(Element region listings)
★ ★ ★ ★ ★

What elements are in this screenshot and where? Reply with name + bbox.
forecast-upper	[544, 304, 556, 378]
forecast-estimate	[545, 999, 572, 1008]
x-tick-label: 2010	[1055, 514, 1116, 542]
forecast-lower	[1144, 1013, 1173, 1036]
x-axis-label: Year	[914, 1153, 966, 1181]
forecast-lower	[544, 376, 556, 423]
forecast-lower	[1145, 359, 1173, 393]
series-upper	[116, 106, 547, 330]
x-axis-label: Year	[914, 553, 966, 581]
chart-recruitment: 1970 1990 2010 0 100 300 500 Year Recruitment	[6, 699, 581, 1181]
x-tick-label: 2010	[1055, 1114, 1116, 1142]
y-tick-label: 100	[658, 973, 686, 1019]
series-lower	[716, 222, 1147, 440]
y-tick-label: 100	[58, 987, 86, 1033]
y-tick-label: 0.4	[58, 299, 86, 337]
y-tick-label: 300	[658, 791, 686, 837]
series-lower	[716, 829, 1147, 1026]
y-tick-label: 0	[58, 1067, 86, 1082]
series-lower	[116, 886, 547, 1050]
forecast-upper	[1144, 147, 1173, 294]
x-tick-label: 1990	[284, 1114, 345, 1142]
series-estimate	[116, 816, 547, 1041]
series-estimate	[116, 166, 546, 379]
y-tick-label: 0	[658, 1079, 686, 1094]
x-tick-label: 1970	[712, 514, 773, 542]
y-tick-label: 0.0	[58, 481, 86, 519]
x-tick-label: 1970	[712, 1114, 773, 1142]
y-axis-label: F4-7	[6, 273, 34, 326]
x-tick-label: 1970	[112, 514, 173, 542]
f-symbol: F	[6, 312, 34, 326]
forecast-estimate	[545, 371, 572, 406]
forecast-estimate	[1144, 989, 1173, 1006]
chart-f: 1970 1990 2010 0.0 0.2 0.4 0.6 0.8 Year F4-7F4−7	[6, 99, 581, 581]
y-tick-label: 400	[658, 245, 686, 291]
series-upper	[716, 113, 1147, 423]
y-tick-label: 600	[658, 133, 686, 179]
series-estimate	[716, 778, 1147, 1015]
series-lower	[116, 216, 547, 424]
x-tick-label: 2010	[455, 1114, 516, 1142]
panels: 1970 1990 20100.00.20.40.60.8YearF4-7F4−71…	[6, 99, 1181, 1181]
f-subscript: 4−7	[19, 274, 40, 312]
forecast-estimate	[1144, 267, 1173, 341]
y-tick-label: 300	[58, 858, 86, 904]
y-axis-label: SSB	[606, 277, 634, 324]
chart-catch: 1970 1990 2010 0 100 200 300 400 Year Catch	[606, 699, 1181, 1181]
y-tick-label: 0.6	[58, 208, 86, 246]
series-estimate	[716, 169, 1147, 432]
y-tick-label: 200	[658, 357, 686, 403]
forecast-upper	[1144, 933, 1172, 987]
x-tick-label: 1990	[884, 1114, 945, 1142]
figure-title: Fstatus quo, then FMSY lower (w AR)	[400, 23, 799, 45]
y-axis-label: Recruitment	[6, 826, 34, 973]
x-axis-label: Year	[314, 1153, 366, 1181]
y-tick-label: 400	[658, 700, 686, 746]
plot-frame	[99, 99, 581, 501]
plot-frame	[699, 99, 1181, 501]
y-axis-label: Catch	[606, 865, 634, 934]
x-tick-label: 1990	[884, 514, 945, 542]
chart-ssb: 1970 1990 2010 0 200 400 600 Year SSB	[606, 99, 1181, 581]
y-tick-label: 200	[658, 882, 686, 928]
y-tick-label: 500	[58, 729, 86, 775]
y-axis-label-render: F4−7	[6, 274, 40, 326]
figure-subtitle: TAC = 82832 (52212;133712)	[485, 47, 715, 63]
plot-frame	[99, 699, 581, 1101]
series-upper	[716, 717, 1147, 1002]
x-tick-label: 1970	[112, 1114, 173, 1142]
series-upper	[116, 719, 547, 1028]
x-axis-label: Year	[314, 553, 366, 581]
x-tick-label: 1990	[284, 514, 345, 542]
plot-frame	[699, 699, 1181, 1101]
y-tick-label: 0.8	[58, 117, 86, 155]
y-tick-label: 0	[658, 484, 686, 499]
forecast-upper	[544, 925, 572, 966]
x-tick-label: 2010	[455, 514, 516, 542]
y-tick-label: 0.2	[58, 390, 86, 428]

★ ★ ★ ★ ★

_INSTRUCTIONS TO FOLLOW_: Turn every line of the data above into a JSON list of strings, with one string per line and any blank lines omitted.

_RESPONSE TO THIS TASK_:
[
  "What elements are in this screenshot and where? Reply with name + bbox.",
  "forecast-upper\t[544, 304, 556, 378]",
  "forecast-estimate\t[545, 999, 572, 1008]",
  "x-tick-label: 2010\t[1055, 514, 1116, 542]",
  "forecast-lower\t[1144, 1013, 1173, 1036]",
  "x-axis-label: Year\t[914, 1153, 966, 1181]",
  "forecast-lower\t[544, 376, 556, 423]",
  "forecast-lower\t[1145, 359, 1173, 393]",
  "series-upper\t[116, 106, 547, 330]",
  "x-axis-label: Year\t[914, 553, 966, 581]",
  "chart-recruitment: 1970 1990 2010 0 100 300 500 Year Recruitment\t[6, 699, 581, 1181]",
  "x-tick-label: 2010\t[1055, 1114, 1116, 1142]",
  "y-tick-label: 100\t[658, 973, 686, 1019]",
  "series-lower\t[716, 222, 1147, 440]",
  "y-tick-label: 100\t[58, 987, 86, 1033]",
  "y-tick-label: 0.4\t[58, 299, 86, 337]",
  "y-tick-label: 300\t[658, 791, 686, 837]",
  "series-lower\t[716, 829, 1147, 1026]",
  "y-tick-label: 0\t[58, 1067, 86, 1082]",
  "series-lower\t[116, 886, 547, 1050]",
  "forecast-upper\t[1144, 147, 1173, 294]",
  "x-tick-label: 1990\t[284, 1114, 345, 1142]",
  "series-estimate\t[116, 816, 547, 1041]",
  "series-estimate\t[116, 166, 546, 379]",
  "y-tick-label: 0\t[658, 1079, 686, 1094]",
  "x-tick-label: 1970\t[712, 514, 773, 542]",
  "y-tick-label: 0.0\t[58, 481, 86, 519]",
  "x-tick-label: 1970\t[712, 1114, 773, 1142]",
  "y-axis-label: F4-7\t[6, 273, 34, 326]",
  "x-tick-label: 1970\t[112, 514, 173, 542]",
  "f-symbol: F\t[6, 312, 34, 326]",
  "forecast-estimate\t[545, 371, 572, 406]",
  "forecast-estimate\t[1144, 989, 1173, 1006]",
  "chart-f: 1970 1990 2010 0.0 0.2 0.4 0.6 0.8 Year F4-7F4−7\t[6, 99, 581, 581]",
  "y-tick-label: 400\t[658, 245, 686, 291]",
  "series-upper\t[716, 113, 1147, 423]",
  "y-tick-label: 600\t[658, 133, 686, 179]",
  "series-estimate\t[716, 778, 1147, 1015]",
  "series-lower\t[116, 216, 547, 424]",
  "x-tick-label: 2010\t[455, 1114, 516, 1142]",
  "panels: 1970 1990 20100.00.20.40.60.8YearF4-7F4−71…\t[6, 99, 1181, 1181]",
  "f-subscript: 4−7\t[19, 274, 40, 312]",
  "forecast-estimate\t[1144, 267, 1173, 341]",
  "y-tick-label: 300\t[58, 858, 86, 904]",
  "y-axis-label: SSB\t[606, 277, 634, 324]",
  "chart-catch: 1970 1990 2010 0 100 200 300 400 Year Catch\t[606, 699, 1181, 1181]",
  "y-tick-label: 0.6\t[58, 208, 86, 246]",
  "series-estimate\t[716, 169, 1147, 432]",
  "y-tick-label: 200\t[658, 357, 686, 403]",
  "forecast-upper\t[1144, 933, 1172, 987]",
  "x-tick-label: 1990\t[884, 1114, 945, 1142]",
  "figure-title: Fstatus quo, then FMSY lower (w AR)\t[400, 23, 799, 45]",
  "y-axis-label: Recruitment\t[6, 826, 34, 973]",
  "x-axis-label: Year\t[314, 1153, 366, 1181]",
  "y-tick-label: 400\t[658, 700, 686, 746]",
  "plot-frame\t[99, 99, 581, 501]",
  "plot-frame\t[699, 99, 1181, 501]",
  "y-axis-label: Catch\t[606, 865, 634, 934]",
  "x-tick-label: 1990\t[884, 514, 945, 542]",
  "chart-ssb: 1970 1990 2010 0 200 400 600 Year SSB\t[606, 99, 1181, 581]",
  "y-tick-label: 200\t[658, 882, 686, 928]",
  "y-tick-label: 500\t[58, 729, 86, 775]",
  "y-axis-label-render: F4−7\t[6, 274, 40, 326]",
  "figure-subtitle: TAC = 82832 (52212;133712)\t[485, 47, 715, 63]",
  "plot-frame\t[99, 699, 581, 1101]",
  "series-upper\t[716, 717, 1147, 1002]",
  "x-tick-label: 1970\t[112, 1114, 173, 1142]",
  "series-upper\t[116, 719, 547, 1028]",
  "x-axis-label: Year\t[314, 553, 366, 581]",
  "x-tick-label: 1990\t[284, 514, 345, 542]",
  "plot-frame\t[699, 699, 1181, 1101]",
  "y-tick-label: 0.8\t[58, 117, 86, 155]",
  "y-tick-label: 0\t[658, 484, 686, 499]",
  "forecast-upper\t[544, 925, 572, 966]",
  "x-tick-label: 2010\t[455, 514, 516, 542]",
  "y-tick-label: 0.2\t[58, 390, 86, 428]"
]